• Input data:
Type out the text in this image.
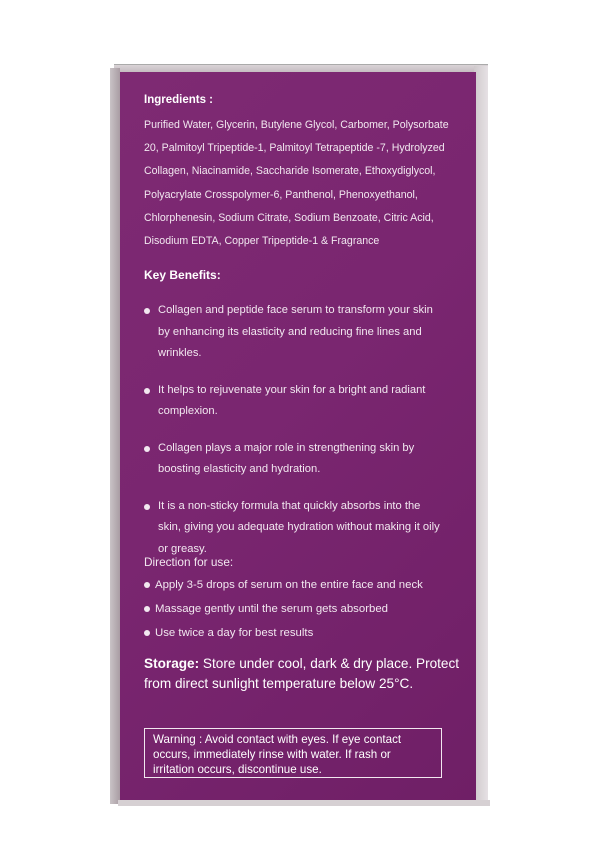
Ingredients :
Purified Water, Glycerin, Butylene Glycol, Carbomer, Polysorbate 20, Palmitoyl Tripeptide-1, Palmitoyl Tetrapeptide -7, Hydrolyzed Collagen, Niacinamide, Saccharide Isomerate, Ethoxydiglycol, Polyacrylate Crosspolymer-6, Panthenol, Phenoxyethanol, Chlorphenesin, Sodium Citrate, Sodium Benzoate, Citric Acid, Disodium EDTA, Copper Tripeptide-1 & Fragrance
Key Benefits:
Collagen and peptide face serum to transform your skin by enhancing its elasticity and reducing fine lines and wrinkles.
It helps to rejuvenate your skin for a bright and radiant complexion.
Collagen plays a major role in strengthening skin by boosting elasticity and hydration.
It is a non-sticky formula that quickly absorbs into the skin, giving you adequate hydration without making it oily or greasy.
Direction for use:
Apply 3-5 drops of serum on the entire face and neck
Massage gently until the serum gets absorbed
Use twice a day for best results
Storage: Store under cool, dark & dry place. Protect from direct sunlight temperature below 25°C.
Warning : Avoid contact with eyes. If eye contact occurs, immediately rinse with water. If rash or irritation occurs, discontinue use.
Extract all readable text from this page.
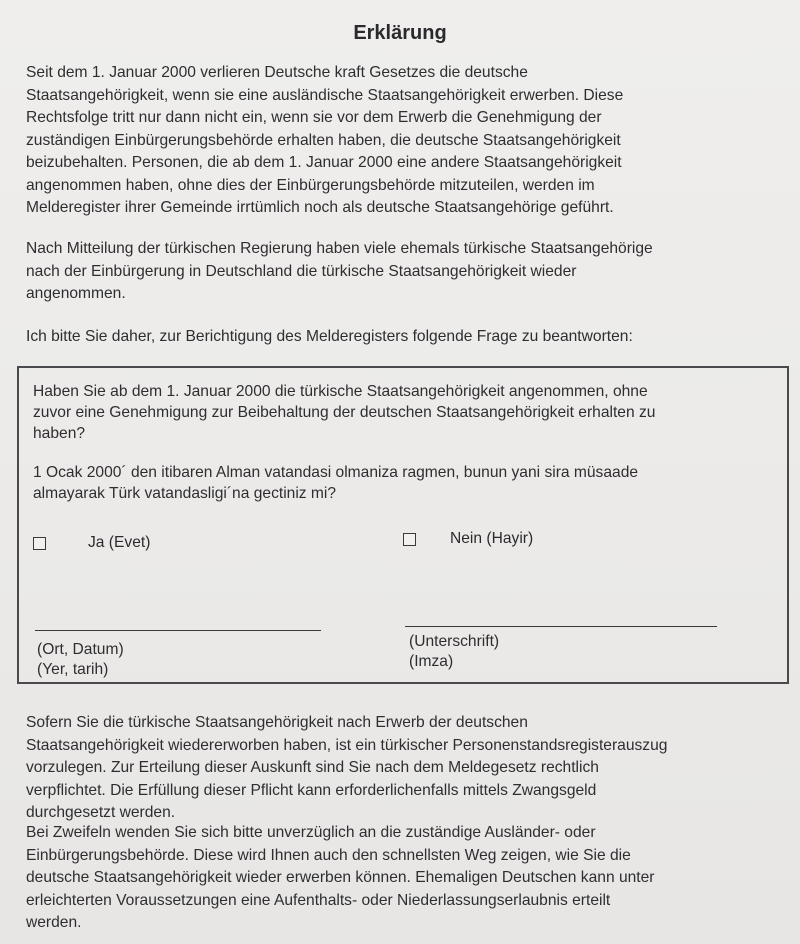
Erklärung
Seit dem 1. Januar 2000 verlieren Deutsche kraft Gesetzes die deutsche
Staatsangehörigkeit, wenn sie eine ausländische Staatsangehörigkeit erwerben. Diese
Rechtsfolge tritt nur dann nicht ein, wenn sie vor dem Erwerb die Genehmigung der
zuständigen Einbürgerungsbehörde erhalten haben, die deutsche Staatsangehörigkeit
beizubehalten. Personen, die ab dem 1. Januar 2000 eine andere Staatsangehörigkeit
angenommen haben, ohne dies der Einbürgerungsbehörde mitzuteilen, werden im
Melderegister ihrer Gemeinde irrtümlich noch als deutsche Staatsangehörige geführt.
Nach Mitteilung der türkischen Regierung haben viele ehemals türkische Staatsangehörige
nach der Einbürgerung in Deutschland die türkische Staatsangehörigkeit wieder
angenommen.
Ich bitte Sie daher, zur Berichtigung des Melderegisters folgende Frage zu beantworten:
Haben Sie ab dem 1. Januar 2000 die türkische Staatsangehörigkeit angenommen, ohne
zuvor eine Genehmigung zur Beibehaltung der deutschen Staatsangehörigkeit erhalten zu
haben?
1 Ocak 2000´ den itibaren Alman vatandasi olmaniza ragmen, bunun yani sira müsaade
almayarak Türk vatandasligi´na gectiniz mi?
Ja (Evet)	Nein (Hayir)
(Ort, Datum)
(Yer, tarih)
(Unterschrift)
(Imza)
Sofern Sie die türkische Staatsangehörigkeit nach Erwerb der deutschen
Staatsangehörigkeit wiedererworben haben, ist ein türkischer Personenstandsregisterauszug
vorzulegen. Zur Erteilung dieser Auskunft sind Sie nach dem Meldegesetz rechtlich
verpflichtet. Die Erfüllung dieser Pflicht kann erforderlichenfalls mittels Zwangsgeld
durchgesetzt werden.
Bei Zweifeln wenden Sie sich bitte unverzüglich an die zuständige Ausländer- oder
Einbürgerungsbehörde. Diese wird Ihnen auch den schnellsten Weg zeigen, wie Sie die
deutsche Staatsangehörigkeit wieder erwerben können. Ehemaligen Deutschen kann unter
erleichterten Voraussetzungen eine Aufenthalts- oder Niederlassungserlaubnis erteilt
werden.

• What to do: Where pictures occur in the material above, omit them and return everything else exactly.

• Result of this task:
Type out the text in this image.
Ingredients :
Purified Water, Glycerin, Butylene Glycol, Carbomer, Polysorbate 20, Palmitoyl Tripeptide-1, Palmitoyl Tetrapeptide -7, Hydrolyzed Collagen, Niacinamide, Saccharide Isomerate, Ethoxydiglycol, Polyacrylate Crosspolymer-6, Panthenol, Phenoxyethanol, Chlorphenesin, Sodium Citrate, Sodium Benzoate, Citric Acid, Disodium EDTA, Copper Tripeptide-1 & Fragrance
Key Benefits:
Collagen and peptide face serum to transform your skin by enhancing its elasticity and reducing fine lines and wrinkles.
It helps to rejuvenate your skin for a bright and radiant complexion.
Collagen plays a major role in strengthening skin by boosting elasticity and hydration.
It is a non-sticky formula that quickly absorbs into the skin, giving you adequate hydration without making it oily or greasy.
Direction for use:
Apply 3-5 drops of serum on the entire face and neck
Massage gently until the serum gets absorbed
Use twice a day for best results
Storage: Store under cool, dark & dry place. Protect from direct sunlight temperature below 25°C.
Warning : Avoid contact with eyes. If eye contact occurs, immediately rinse with water. If rash or irritation occurs, discontinue use.
Extract all readable text from this page.
Erklärung
Seit dem 1. Januar 2000 verlieren Deutsche kraft Gesetzes die deutsche
Staatsangehörigkeit, wenn sie eine ausländische Staatsangehörigkeit erwerben. Diese
Rechtsfolge tritt nur dann nicht ein, wenn sie vor dem Erwerb die Genehmigung der
zuständigen Einbürgerungsbehörde erhalten haben, die deutsche Staatsangehörigkeit
beizubehalten. Personen, die ab dem 1. Januar 2000 eine andere Staatsangehörigkeit
angenommen haben, ohne dies der Einbürgerungsbehörde mitzuteilen, werden im
Melderegister ihrer Gemeinde irrtümlich noch als deutsche Staatsangehörige geführt.
Nach Mitteilung der türkischen Regierung haben viele ehemals türkische Staatsangehörige
nach der Einbürgerung in Deutschland die türkische Staatsangehörigkeit wieder
angenommen.
Ich bitte Sie daher, zur Berichtigung des Melderegisters folgende Frage zu beantworten:
Haben Sie ab dem 1. Januar 2000 die türkische Staatsangehörigkeit angenommen, ohne
zuvor eine Genehmigung zur Beibehaltung der deutschen Staatsangehörigkeit erhalten zu
haben?
1 Ocak 2000´ den itibaren Alman vatandasi olmaniza ragmen, bunun yani sira müsaade
almayarak Türk vatandasligi´na gectiniz mi?
Ja (Evet)	Nein (Hayir)
(Ort, Datum)
(Yer, tarih)
(Unterschrift)
(Imza)
Sofern Sie die türkische Staatsangehörigkeit nach Erwerb der deutschen
Staatsangehörigkeit wiedererworben haben, ist ein türkischer Personenstandsregisterauszug
vorzulegen. Zur Erteilung dieser Auskunft sind Sie nach dem Meldegesetz rechtlich
verpflichtet. Die Erfüllung dieser Pflicht kann erforderlichenfalls mittels Zwangsgeld
durchgesetzt werden.
Bei Zweifeln wenden Sie sich bitte unverzüglich an die zuständige Ausländer- oder
Einbürgerungsbehörde. Diese wird Ihnen auch den schnellsten Weg zeigen, wie Sie die
deutsche Staatsangehörigkeit wieder erwerben können. Ehemaligen Deutschen kann unter
erleichterten Voraussetzungen eine Aufenthalts- oder Niederlassungserlaubnis erteilt
werden.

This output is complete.